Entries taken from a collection
----------------------------------------

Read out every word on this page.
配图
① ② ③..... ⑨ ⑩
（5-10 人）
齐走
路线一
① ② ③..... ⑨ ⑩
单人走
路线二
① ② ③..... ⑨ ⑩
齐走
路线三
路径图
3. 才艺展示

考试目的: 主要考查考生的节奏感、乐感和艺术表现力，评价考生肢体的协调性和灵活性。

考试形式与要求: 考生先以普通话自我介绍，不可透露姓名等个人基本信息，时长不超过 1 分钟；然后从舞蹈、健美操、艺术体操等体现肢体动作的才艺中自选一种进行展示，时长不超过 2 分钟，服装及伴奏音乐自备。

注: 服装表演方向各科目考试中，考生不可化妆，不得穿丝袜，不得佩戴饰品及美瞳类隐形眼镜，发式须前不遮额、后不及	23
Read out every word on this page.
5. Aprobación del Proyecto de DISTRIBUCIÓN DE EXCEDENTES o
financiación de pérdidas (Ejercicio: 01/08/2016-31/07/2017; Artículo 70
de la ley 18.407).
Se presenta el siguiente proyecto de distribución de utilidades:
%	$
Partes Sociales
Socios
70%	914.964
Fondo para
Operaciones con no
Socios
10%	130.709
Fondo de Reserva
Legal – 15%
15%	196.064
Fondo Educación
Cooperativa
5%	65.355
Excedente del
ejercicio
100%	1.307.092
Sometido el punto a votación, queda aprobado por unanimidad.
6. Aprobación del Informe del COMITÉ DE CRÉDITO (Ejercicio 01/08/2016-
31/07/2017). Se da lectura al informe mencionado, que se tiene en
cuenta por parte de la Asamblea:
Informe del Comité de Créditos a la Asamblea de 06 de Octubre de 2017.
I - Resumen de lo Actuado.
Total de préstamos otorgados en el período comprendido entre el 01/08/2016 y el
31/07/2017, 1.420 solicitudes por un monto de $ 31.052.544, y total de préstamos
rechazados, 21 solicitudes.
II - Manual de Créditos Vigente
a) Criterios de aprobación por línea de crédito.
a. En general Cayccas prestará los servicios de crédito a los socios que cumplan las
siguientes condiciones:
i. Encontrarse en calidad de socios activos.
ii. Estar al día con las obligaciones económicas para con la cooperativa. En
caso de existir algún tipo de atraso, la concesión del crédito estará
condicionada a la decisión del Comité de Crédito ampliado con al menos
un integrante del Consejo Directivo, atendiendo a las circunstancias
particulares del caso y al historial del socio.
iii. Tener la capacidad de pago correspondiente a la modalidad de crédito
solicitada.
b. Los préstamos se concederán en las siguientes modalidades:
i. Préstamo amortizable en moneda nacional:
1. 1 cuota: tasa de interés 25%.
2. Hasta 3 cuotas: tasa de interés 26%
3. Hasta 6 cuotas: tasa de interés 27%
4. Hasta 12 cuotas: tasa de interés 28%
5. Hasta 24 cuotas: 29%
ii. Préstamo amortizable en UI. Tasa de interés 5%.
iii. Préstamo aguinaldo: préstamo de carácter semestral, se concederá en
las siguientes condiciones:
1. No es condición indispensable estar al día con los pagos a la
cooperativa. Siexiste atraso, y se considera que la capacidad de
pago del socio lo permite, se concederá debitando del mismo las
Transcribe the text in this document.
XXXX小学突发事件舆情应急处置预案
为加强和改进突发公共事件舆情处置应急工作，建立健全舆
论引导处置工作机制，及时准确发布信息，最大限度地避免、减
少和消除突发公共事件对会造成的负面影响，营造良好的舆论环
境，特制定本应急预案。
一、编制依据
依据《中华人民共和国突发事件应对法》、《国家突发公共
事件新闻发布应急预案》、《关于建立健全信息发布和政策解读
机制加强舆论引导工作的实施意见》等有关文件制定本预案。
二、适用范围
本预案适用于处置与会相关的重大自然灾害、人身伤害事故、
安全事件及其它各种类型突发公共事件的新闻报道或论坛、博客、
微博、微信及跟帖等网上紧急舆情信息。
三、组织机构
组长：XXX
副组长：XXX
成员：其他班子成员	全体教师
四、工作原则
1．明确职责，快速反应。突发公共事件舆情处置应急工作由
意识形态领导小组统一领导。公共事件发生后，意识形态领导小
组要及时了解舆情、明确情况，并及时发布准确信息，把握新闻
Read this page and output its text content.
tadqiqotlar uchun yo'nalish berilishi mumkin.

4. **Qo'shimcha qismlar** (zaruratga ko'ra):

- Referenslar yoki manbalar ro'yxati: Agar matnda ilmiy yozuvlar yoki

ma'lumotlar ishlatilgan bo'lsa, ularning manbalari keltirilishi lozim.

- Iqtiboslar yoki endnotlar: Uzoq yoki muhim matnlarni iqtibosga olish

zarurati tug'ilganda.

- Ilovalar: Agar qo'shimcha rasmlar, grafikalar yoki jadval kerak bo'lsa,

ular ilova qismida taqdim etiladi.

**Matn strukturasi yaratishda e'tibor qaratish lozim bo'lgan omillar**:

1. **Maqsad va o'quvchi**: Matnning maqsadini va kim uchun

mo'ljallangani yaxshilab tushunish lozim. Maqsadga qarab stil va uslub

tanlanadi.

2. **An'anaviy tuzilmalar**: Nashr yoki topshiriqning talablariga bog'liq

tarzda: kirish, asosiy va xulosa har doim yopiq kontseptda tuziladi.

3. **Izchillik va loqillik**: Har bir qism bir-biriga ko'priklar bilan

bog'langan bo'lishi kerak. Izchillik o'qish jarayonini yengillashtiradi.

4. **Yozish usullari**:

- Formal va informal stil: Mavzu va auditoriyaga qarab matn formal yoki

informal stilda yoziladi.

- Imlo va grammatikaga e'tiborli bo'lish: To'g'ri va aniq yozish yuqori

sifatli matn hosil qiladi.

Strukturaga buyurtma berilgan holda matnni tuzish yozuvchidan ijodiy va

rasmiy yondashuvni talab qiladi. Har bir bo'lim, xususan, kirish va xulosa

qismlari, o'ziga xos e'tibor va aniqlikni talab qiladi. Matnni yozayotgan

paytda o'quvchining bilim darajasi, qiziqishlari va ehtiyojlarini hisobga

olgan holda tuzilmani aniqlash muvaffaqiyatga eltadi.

----------------------------------------

_Work instructions_
Restate the listing in full, word for word.

_Complete response_
Read out every word on this page.
配图
① ② ③..... ⑨ ⑩
（5-10 人）
齐走
路线一
① ② ③..... ⑨ ⑩
单人走
路线二
① ② ③..... ⑨ ⑩
齐走
路线三
路径图
3. 才艺展示

考试目的: 主要考查考生的节奏感、乐感和艺术表现力，评价考生肢体的协调性和灵活性。

考试形式与要求: 考生先以普通话自我介绍，不可透露姓名等个人基本信息，时长不超过 1 分钟；然后从舞蹈、健美操、艺术体操等体现肢体动作的才艺中自选一种进行展示，时长不超过 2 分钟，服装及伴奏音乐自备。

注: 服装表演方向各科目考试中，考生不可化妆，不得穿丝袜，不得佩戴饰品及美瞳类隐形眼镜，发式须前不遮额、后不及	23
Read out every word on this page.
5. Aprobación del Proyecto de DISTRIBUCIÓN DE EXCEDENTES o
financiación de pérdidas (Ejercicio: 01/08/2016-31/07/2017; Artículo 70
de la ley 18.407).
Se presenta el siguiente proyecto de distribución de utilidades:
%	$
Partes Sociales
Socios
70%	914.964
Fondo para
Operaciones con no
Socios
10%	130.709
Fondo de Reserva
Legal – 15%
15%	196.064
Fondo Educación
Cooperativa
5%	65.355
Excedente del
ejercicio
100%	1.307.092
Sometido el punto a votación, queda aprobado por unanimidad.
6. Aprobación del Informe del COMITÉ DE CRÉDITO (Ejercicio 01/08/2016-
31/07/2017). Se da lectura al informe mencionado, que se tiene en
cuenta por parte de la Asamblea:
Informe del Comité de Créditos a la Asamblea de 06 de Octubre de 2017.
I - Resumen de lo Actuado.
Total de préstamos otorgados en el período comprendido entre el 01/08/2016 y el
31/07/2017, 1.420 solicitudes por un monto de $ 31.052.544, y total de préstamos
rechazados, 21 solicitudes.
II - Manual de Créditos Vigente
a) Criterios de aprobación por línea de crédito.
a. En general Cayccas prestará los servicios de crédito a los socios que cumplan las
siguientes condiciones:
i. Encontrarse en calidad de socios activos.
ii. Estar al día con las obligaciones económicas para con la cooperativa. En
caso de existir algún tipo de atraso, la concesión del crédito estará
condicionada a la decisión del Comité de Crédito ampliado con al menos
un integrante del Consejo Directivo, atendiendo a las circunstancias
particulares del caso y al historial del socio.
iii. Tener la capacidad de pago correspondiente a la modalidad de crédito
solicitada.
b. Los préstamos se concederán en las siguientes modalidades:
i. Préstamo amortizable en moneda nacional:
1. 1 cuota: tasa de interés 25%.
2. Hasta 3 cuotas: tasa de interés 26%
3. Hasta 6 cuotas: tasa de interés 27%
4. Hasta 12 cuotas: tasa de interés 28%
5. Hasta 24 cuotas: 29%
ii. Préstamo amortizable en UI. Tasa de interés 5%.
iii. Préstamo aguinaldo: préstamo de carácter semestral, se concederá en
las siguientes condiciones:
1. No es condición indispensable estar al día con los pagos a la
cooperativa. Siexiste atraso, y se considera que la capacidad de
pago del socio lo permite, se concederá debitando del mismo las
Transcribe the text in this document.
XXXX小学突发事件舆情应急处置预案
为加强和改进突发公共事件舆情处置应急工作，建立健全舆
论引导处置工作机制，及时准确发布信息，最大限度地避免、减
少和消除突发公共事件对会造成的负面影响，营造良好的舆论环
境，特制定本应急预案。
一、编制依据
依据《中华人民共和国突发事件应对法》、《国家突发公共
事件新闻发布应急预案》、《关于建立健全信息发布和政策解读
机制加强舆论引导工作的实施意见》等有关文件制定本预案。
二、适用范围
本预案适用于处置与会相关的重大自然灾害、人身伤害事故、
安全事件及其它各种类型突发公共事件的新闻报道或论坛、博客、
微博、微信及跟帖等网上紧急舆情信息。
三、组织机构
组长：XXX
副组长：XXX
成员：其他班子成员	全体教师
四、工作原则
1．明确职责，快速反应。突发公共事件舆情处置应急工作由
意识形态领导小组统一领导。公共事件发生后，意识形态领导小
组要及时了解舆情、明确情况，并及时发布准确信息，把握新闻
Read this page and output its text content.
tadqiqotlar uchun yo'nalish berilishi mumkin.

4. **Qo'shimcha qismlar** (zaruratga ko'ra):

- Referenslar yoki manbalar ro'yxati: Agar matnda ilmiy yozuvlar yoki

ma'lumotlar ishlatilgan bo'lsa, ularning manbalari keltirilishi lozim.

- Iqtiboslar yoki endnotlar: Uzoq yoki muhim matnlarni iqtibosga olish

zarurati tug'ilganda.

- Ilovalar: Agar qo'shimcha rasmlar, grafikalar yoki jadval kerak bo'lsa,

ular ilova qismida taqdim etiladi.

**Matn strukturasi yaratishda e'tibor qaratish lozim bo'lgan omillar**:

1. **Maqsad va o'quvchi**: Matnning maqsadini va kim uchun

mo'ljallangani yaxshilab tushunish lozim. Maqsadga qarab stil va uslub

tanlanadi.

2. **An'anaviy tuzilmalar**: Nashr yoki topshiriqning talablariga bog'liq

tarzda: kirish, asosiy va xulosa har doim yopiq kontseptda tuziladi.

3. **Izchillik va loqillik**: Har bir qism bir-biriga ko'priklar bilan

bog'langan bo'lishi kerak. Izchillik o'qish jarayonini yengillashtiradi.

4. **Yozish usullari**:

- Formal va informal stil: Mavzu va auditoriyaga qarab matn formal yoki

informal stilda yoziladi.

- Imlo va grammatikaga e'tiborli bo'lish: To'g'ri va aniq yozish yuqori

sifatli matn hosil qiladi.

Strukturaga buyurtma berilgan holda matnni tuzish yozuvchidan ijodiy va

rasmiy yondashuvni talab qiladi. Har bir bo'lim, xususan, kirish va xulosa

qismlari, o'ziga xos e'tibor va aniqlikni talab qiladi. Matnni yozayotgan

paytda o'quvchining bilim darajasi, qiziqishlari va ehtiyojlarini hisobga

olgan holda tuzilmani aniqlash muvaffaqiyatga eltadi.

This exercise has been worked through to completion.